FRAGMENT TEKSTU
======

Nie koncentruję się na gonieniu rywali. Ważne, by dobrze skakać - rozmowa z Adamem Małyszem przeprowadzona w Harrachowie

Zdjęcie okładkowe artykułu:
zdjęcie autora artykułu

Adam Małysz to prawdziwa ikona nie tylko polskich skoków narciarskich. Polak jest praktycznie jedynym skoczkiem, który przez lata utrzymuje się w światowej czołówce. Miewał gorsze sezony, ale nigdy nie zszedł poniżej pewnego minimum. W sezonie 2010/2011 Orzeł z Wisły skacze znów świetnie, często stając na podium Pucharu Świata, tak jak to było po sobotnim konkursie w Harrachowie, po którym rozmawialiśmy z czterokrotnym mistrzem świata, czterokrotnym zdobywcą Pucharu Świata i czterokrotnym medalistą olimpijskim.

W tym artykule dowiesz się o:

Zacznijmy od kibiców, polskich kibiców. Spodziewał się pan ich zobaczyć tylu w Harrachowie, który nie miał przecież szczęścia do pogody w ostatnich latach?

Adam Małysz: Harrachow leży tak blisko Polski, że odkąd ja startuję w Pucharze Świata, zawsze nasi kibice tutaj przyjeżdżali. Fajnie, że Polacy tym razem również nie zawiedli. Czesi dziękowali mi bardzo za dobre skoki w sobotnim konkursie, bo dzięki temu jest szansa, że w niedzielę pod skocznią znów będzie biało-czerwono. Bardzo się cieszę, że polscy kibice nadal za nami jeżdżą. Dziękuję im za to. Naprawdę czułem się w Harrachowie podobnie jak w Zakopanem. To jest dla mnie bardzo ważne. Myślę, że mamy jednych z najlepszych kibiców na świecie.

Miasto Harrachów powinno panu przyznać chyba specjalną nagrodę za przyciąganie polskich kibiców na trybuny?

- (śmiech) Cieszę się, że mogę im w ten sposób pomóc. Im więcej kibiców na skoczni, tym lepiej także dla zawodników. Naprawdę, nie tylko ja, ale i inni skoczkowie podkreślają, że zawody przy pełnych trybunach, przy dziesiątkach tysięcy kibiców, to zupełnie inne skakanie, niż gdy skaczemy dla kilkuset widzów. Cieszę się tym bardziej, że loty w Harrachowie przyciągają kibiców. Loty są kwintesencją naszego zawodu. Z jednej strony jest to balansowanie na cienkiej granicy ryzyka, a z drugiej, są one bardzo przyjemne za zawodników. Lecąc w powietrzu przez te kilka sekund czujemy się jak ptaki. Jest to coś niesamowitego.

Z trzeciego miejsca w sobotnim konkursie w Harrachowie chyba jest pan zadowolony? Uśmiech nie opuszcza pana twarzy...

- Oczywiście, że jestem zadowolony i to nawet bardzo. Po mniej udanych zawodach w Bischofshofen znów stoję na podium. Cieszę się tym bardziej, że sprawiłem radość tylu moim rodakom.

======

ZADANIE A
Przepisz bez zmian zapisy od pierwszego wiersza do wiersza zawierającego „line-text bbox=[113, 319, 630, 379]” włącznie.

WYMIENIONE ZAPISY
======

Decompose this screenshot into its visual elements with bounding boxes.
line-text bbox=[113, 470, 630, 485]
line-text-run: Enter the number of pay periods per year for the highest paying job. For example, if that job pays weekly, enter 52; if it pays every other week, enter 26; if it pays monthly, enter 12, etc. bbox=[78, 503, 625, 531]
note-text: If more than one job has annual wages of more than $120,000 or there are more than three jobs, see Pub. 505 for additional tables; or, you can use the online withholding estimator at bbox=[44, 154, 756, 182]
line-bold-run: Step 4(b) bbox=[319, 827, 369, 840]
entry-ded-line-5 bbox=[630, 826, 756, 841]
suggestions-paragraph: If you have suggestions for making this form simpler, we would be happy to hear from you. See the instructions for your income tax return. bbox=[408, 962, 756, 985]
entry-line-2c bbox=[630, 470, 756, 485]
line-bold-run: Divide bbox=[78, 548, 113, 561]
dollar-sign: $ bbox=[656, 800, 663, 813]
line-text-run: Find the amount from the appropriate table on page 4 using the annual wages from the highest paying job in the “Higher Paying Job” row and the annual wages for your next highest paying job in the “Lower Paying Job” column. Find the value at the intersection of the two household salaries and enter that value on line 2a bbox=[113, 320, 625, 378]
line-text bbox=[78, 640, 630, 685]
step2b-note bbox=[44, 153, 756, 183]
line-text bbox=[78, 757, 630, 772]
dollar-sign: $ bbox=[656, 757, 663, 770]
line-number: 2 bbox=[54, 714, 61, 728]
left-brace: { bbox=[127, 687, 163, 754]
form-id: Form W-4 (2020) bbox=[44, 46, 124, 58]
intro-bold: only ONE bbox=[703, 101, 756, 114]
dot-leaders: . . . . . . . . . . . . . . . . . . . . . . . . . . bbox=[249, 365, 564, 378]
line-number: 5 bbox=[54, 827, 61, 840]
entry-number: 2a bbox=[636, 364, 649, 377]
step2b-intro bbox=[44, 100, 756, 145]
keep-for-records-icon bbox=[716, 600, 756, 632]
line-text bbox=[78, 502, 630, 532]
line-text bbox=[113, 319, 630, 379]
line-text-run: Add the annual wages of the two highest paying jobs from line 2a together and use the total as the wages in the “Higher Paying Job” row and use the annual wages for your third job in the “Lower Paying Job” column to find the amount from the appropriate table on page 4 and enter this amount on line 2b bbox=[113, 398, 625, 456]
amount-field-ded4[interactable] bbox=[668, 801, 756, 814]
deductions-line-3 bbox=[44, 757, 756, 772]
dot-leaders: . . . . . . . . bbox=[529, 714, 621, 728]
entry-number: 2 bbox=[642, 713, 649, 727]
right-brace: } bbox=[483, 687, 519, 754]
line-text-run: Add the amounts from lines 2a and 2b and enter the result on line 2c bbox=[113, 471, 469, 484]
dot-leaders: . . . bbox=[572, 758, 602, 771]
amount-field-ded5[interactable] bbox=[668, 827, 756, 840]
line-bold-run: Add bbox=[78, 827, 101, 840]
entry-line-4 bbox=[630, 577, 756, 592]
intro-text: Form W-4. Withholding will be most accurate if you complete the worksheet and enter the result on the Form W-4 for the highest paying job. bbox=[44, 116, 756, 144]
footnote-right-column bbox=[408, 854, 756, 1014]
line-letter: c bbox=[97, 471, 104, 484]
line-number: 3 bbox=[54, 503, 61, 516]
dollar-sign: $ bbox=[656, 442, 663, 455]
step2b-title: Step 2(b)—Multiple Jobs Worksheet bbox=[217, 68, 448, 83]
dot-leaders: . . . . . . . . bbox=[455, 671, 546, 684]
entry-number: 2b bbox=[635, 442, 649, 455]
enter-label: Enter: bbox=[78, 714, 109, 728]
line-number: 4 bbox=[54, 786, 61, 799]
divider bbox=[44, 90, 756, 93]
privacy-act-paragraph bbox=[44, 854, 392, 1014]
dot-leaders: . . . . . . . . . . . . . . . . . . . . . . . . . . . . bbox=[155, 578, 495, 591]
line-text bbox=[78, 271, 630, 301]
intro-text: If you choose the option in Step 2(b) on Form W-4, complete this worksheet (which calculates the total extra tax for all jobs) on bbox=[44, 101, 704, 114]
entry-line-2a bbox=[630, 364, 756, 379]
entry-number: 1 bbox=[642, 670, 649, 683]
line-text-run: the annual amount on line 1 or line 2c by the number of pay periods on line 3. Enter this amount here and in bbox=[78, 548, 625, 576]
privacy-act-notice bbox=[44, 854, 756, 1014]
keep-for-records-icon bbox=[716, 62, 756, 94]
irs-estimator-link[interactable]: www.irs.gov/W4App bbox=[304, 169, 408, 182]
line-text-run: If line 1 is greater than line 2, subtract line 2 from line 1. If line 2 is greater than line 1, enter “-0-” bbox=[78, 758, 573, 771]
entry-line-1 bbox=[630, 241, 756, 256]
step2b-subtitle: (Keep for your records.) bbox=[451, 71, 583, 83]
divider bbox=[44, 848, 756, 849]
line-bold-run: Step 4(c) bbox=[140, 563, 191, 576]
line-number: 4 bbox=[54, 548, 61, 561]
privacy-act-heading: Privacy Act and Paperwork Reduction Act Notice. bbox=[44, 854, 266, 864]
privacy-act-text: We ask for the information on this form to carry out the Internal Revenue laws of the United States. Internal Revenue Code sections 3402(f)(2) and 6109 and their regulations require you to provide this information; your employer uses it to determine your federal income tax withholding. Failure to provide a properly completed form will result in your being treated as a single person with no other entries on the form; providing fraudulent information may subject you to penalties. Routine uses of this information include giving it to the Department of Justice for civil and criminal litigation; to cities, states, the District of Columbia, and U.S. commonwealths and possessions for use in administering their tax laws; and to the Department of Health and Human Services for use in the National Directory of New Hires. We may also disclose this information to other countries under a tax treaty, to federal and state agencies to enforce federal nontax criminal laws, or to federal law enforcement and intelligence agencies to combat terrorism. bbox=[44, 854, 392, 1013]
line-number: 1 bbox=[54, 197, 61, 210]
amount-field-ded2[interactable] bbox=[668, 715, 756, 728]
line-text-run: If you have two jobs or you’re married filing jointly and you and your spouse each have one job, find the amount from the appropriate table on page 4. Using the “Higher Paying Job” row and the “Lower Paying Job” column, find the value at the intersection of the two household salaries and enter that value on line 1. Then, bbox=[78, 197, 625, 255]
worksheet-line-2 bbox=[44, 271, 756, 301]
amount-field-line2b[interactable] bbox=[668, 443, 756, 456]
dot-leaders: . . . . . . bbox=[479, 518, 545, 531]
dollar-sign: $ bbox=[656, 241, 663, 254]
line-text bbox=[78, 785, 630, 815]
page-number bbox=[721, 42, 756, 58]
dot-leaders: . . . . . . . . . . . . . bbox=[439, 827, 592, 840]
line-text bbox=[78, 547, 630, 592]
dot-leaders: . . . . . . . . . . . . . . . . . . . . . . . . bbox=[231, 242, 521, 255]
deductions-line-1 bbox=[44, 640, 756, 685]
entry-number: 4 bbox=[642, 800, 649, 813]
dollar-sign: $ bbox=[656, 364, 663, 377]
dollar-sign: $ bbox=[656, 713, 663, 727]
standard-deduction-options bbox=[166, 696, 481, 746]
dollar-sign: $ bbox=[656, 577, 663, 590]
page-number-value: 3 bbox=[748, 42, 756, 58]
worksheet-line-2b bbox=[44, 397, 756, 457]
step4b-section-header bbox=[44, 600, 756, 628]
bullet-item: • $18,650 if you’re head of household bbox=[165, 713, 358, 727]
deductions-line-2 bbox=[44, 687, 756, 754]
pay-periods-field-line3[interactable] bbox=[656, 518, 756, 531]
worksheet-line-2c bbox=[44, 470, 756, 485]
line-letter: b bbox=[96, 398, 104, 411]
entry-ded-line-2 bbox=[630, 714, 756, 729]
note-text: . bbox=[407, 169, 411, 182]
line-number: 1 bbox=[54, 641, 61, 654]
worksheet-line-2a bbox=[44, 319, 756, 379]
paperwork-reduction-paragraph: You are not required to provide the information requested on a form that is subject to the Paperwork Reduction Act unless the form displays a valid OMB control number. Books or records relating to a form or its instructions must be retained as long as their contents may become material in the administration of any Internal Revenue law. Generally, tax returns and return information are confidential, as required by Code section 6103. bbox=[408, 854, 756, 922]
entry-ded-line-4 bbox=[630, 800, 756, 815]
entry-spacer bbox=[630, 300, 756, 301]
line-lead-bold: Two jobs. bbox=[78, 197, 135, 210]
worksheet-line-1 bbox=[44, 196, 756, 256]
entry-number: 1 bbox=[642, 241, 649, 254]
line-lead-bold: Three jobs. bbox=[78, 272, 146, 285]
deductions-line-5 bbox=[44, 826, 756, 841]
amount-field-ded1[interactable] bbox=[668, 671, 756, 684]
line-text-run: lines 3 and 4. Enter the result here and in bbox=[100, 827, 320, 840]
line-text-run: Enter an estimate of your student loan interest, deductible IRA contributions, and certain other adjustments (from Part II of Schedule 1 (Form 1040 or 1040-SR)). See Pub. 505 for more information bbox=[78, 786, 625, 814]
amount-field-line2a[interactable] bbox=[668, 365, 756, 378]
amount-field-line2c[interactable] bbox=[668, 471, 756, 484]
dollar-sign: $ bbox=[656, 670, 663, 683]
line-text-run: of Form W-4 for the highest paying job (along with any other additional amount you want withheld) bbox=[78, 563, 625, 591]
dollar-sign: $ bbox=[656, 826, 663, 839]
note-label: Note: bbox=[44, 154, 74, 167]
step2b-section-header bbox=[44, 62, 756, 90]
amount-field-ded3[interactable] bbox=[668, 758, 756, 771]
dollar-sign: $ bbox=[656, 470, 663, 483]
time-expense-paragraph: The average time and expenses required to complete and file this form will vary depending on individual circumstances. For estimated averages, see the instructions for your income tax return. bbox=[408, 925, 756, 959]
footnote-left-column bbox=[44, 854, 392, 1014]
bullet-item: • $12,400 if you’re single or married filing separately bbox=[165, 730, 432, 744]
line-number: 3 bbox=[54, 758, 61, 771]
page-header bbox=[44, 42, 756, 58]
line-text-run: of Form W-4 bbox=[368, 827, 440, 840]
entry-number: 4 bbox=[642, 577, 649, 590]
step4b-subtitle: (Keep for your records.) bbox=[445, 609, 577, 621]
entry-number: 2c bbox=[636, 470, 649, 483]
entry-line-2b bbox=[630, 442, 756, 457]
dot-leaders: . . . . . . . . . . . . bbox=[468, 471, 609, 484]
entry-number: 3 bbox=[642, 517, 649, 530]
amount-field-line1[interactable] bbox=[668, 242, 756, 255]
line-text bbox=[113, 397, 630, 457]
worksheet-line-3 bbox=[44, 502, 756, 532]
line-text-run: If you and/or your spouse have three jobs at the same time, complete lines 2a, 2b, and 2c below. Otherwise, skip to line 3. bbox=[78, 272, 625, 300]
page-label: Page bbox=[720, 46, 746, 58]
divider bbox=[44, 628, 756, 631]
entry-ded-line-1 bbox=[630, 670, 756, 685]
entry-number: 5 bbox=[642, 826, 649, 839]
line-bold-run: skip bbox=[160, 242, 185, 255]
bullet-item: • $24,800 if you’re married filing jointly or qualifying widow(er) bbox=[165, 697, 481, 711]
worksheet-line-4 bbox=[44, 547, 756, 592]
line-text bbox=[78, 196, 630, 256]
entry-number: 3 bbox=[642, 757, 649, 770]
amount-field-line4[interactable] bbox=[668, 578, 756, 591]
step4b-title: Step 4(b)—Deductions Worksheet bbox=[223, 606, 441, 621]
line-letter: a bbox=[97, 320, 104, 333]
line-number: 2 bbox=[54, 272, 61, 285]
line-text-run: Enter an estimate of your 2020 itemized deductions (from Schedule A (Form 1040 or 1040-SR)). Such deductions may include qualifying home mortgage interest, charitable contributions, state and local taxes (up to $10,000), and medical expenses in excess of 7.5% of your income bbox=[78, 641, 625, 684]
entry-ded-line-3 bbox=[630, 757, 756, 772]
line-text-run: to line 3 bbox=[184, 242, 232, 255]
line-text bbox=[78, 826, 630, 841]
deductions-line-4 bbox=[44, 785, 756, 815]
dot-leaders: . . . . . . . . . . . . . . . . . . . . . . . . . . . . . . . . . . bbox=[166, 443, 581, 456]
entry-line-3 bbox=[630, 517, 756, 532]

======

ZADANIE B
Dlaczego według wywiadu z Adamem Małyszem Czesi dziękowali mu za skoki w sobotnim konkursie? Odpowiedz w jednym do trzech zdań.

PEŁNA ODPOWIEDŹ A
Decompose this screenshot into its visual elements with bounding boxes.
line-text bbox=[113, 470, 630, 485]
line-text-run: Enter the number of pay periods per year for the highest paying job. For example, if that job pays weekly, enter 52; if it pays every other week, enter 26; if it pays monthly, enter 12, etc. bbox=[78, 503, 625, 531]
note-text: If more than one job has annual wages of more than $120,000 or there are more than three jobs, see Pub. 505 for additional tables; or, you can use the online withholding estimator at bbox=[44, 154, 756, 182]
line-bold-run: Step 4(b) bbox=[319, 827, 369, 840]
entry-ded-line-5 bbox=[630, 826, 756, 841]
suggestions-paragraph: If you have suggestions for making this form simpler, we would be happy to hear from you. See the instructions for your income tax return. bbox=[408, 962, 756, 985]
entry-line-2c bbox=[630, 470, 756, 485]
line-bold-run: Divide bbox=[78, 548, 113, 561]
dollar-sign: $ bbox=[656, 800, 663, 813]
line-text-run: Find the amount from the appropriate table on page 4 using the annual wages from the highest paying job in the “Higher Paying Job” row and the annual wages for your next highest paying job in the “Lower Paying Job” column. Find the value at the intersection of the two household salaries and enter that value on line 2a bbox=[113, 320, 625, 378]
line-text bbox=[78, 640, 630, 685]
step2b-note bbox=[44, 153, 756, 183]
line-text bbox=[78, 757, 630, 772]
dollar-sign: $ bbox=[656, 757, 663, 770]
line-number: 2 bbox=[54, 714, 61, 728]
left-brace: { bbox=[127, 687, 163, 754]
form-id: Form W-4 (2020) bbox=[44, 46, 124, 58]
intro-bold: only ONE bbox=[703, 101, 756, 114]
dot-leaders: . . . . . . . . . . . . . . . . . . . . . . . . . . bbox=[249, 365, 564, 378]
line-number: 5 bbox=[54, 827, 61, 840]
entry-number: 2a bbox=[636, 364, 649, 377]
step2b-intro bbox=[44, 100, 756, 145]
keep-for-records-icon bbox=[716, 600, 756, 632]
line-text bbox=[78, 502, 630, 532]
line-text bbox=[113, 319, 630, 379]

PEŁNA ODPOWIEDŹ B
Czesi dziękowali mu za dobre skoki, ponieważ dzięki nim była szansa, że w niedzielę pod skocznią znów będzie biało-czerwono.